_What to work on_: Set down each entry exactly as given; pictures should not appear in the copy.
start Extracted entries
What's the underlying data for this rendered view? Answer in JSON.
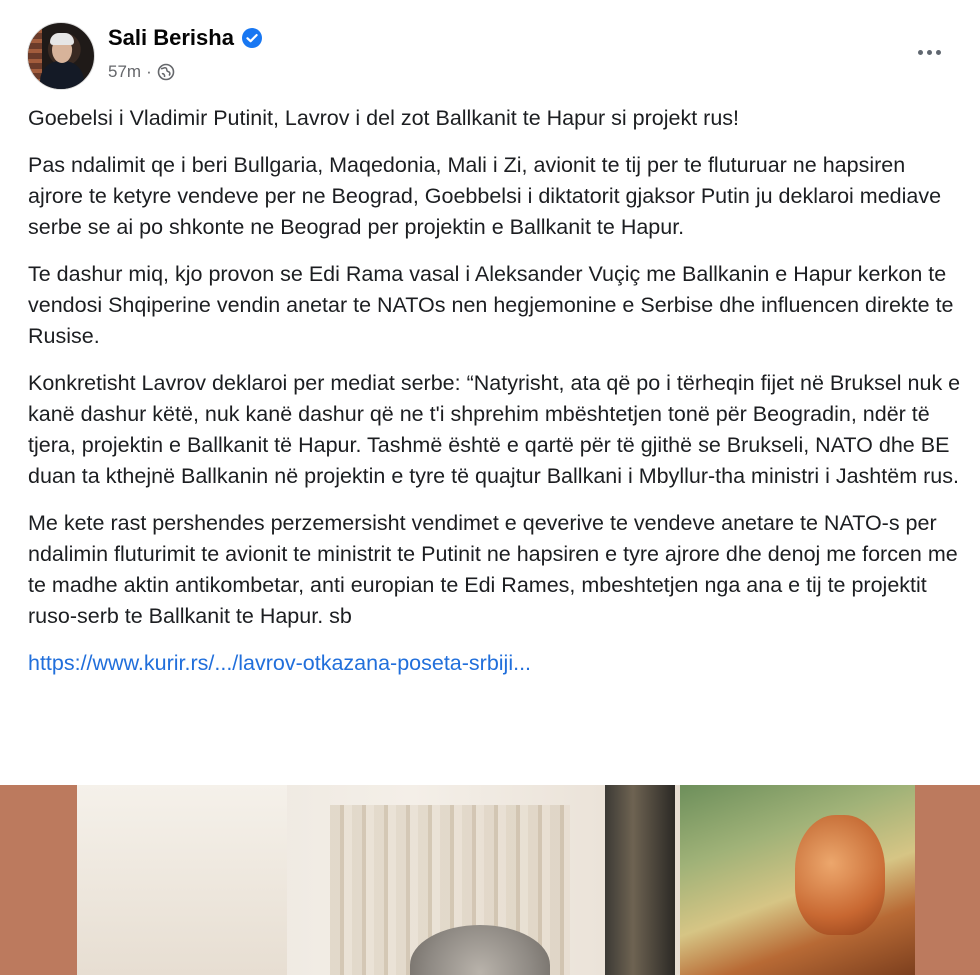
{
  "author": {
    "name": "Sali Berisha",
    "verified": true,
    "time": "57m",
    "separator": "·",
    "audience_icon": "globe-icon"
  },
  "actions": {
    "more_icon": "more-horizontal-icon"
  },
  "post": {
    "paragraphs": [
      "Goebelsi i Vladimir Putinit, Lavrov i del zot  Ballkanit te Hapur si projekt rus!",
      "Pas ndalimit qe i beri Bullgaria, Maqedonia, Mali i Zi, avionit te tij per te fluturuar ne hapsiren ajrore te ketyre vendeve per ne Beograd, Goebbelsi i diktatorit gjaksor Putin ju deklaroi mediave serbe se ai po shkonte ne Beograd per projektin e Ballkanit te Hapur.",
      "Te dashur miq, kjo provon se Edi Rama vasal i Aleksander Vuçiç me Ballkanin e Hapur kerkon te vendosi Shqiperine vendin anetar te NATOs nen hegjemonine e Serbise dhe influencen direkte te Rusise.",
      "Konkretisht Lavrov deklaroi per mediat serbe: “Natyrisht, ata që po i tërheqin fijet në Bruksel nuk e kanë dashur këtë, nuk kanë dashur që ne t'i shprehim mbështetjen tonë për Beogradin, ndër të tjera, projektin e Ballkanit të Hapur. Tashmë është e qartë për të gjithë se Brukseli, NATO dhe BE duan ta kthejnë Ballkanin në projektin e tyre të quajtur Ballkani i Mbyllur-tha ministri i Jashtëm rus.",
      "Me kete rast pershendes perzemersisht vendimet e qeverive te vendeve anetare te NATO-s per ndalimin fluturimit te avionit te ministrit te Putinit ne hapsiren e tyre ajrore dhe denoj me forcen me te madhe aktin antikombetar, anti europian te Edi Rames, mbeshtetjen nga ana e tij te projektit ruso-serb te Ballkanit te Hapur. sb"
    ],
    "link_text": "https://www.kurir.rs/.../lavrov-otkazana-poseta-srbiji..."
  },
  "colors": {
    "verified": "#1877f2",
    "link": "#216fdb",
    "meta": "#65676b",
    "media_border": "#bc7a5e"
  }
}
end Extracted entries
_Worked answer_:
What's the underlying data for this rendered view? Answer in JSON.
{
  "author": {
    "name": "Sali Berisha",
    "verified": true,
    "time": "57m",
    "separator": "·",
    "audience_icon": "globe-icon"
  },
  "actions": {
    "more_icon": "more-horizontal-icon"
  },
  "post": {
    "paragraphs": [
      "Goebelsi i Vladimir Putinit, Lavrov i del zot  Ballkanit te Hapur si projekt rus!",
      "Pas ndalimit qe i beri Bullgaria, Maqedonia, Mali i Zi, avionit te tij per te fluturuar ne hapsiren ajrore te ketyre vendeve per ne Beograd, Goebbelsi i diktatorit gjaksor Putin ju deklaroi mediave serbe se ai po shkonte ne Beograd per projektin e Ballkanit te Hapur.",
      "Te dashur miq, kjo provon se Edi Rama vasal i Aleksander Vuçiç me Ballkanin e Hapur kerkon te vendosi Shqiperine vendin anetar te NATOs nen hegjemonine e Serbise dhe influencen direkte te Rusise.",
      "Konkretisht Lavrov deklaroi per mediat serbe: “Natyrisht, ata që po i tërheqin fijet në Bruksel nuk e kanë dashur këtë, nuk kanë dashur që ne t'i shprehim mbështetjen tonë për Beogradin, ndër të tjera, projektin e Ballkanit të Hapur. Tashmë është e qartë për të gjithë se Brukseli, NATO dhe BE duan ta kthejnë Ballkanin në projektin e tyre të quajtur Ballkani i Mbyllur-tha ministri i Jashtëm rus.",
      "Me kete rast pershendes perzemersisht vendimet e qeverive te vendeve anetare te NATO-s per ndalimin fluturimit te avionit te ministrit te Putinit ne hapsiren e tyre ajrore dhe denoj me forcen me te madhe aktin antikombetar, anti europian te Edi Rames, mbeshtetjen nga ana e tij te projektit ruso-serb te Ballkanit te Hapur. sb"
    ],
    "link_text": "https://www.kurir.rs/.../lavrov-otkazana-poseta-srbiji..."
  },
  "colors": {
    "verified": "#1877f2",
    "link": "#216fdb",
    "meta": "#65676b",
    "media_border": "#bc7a5e"
  }
}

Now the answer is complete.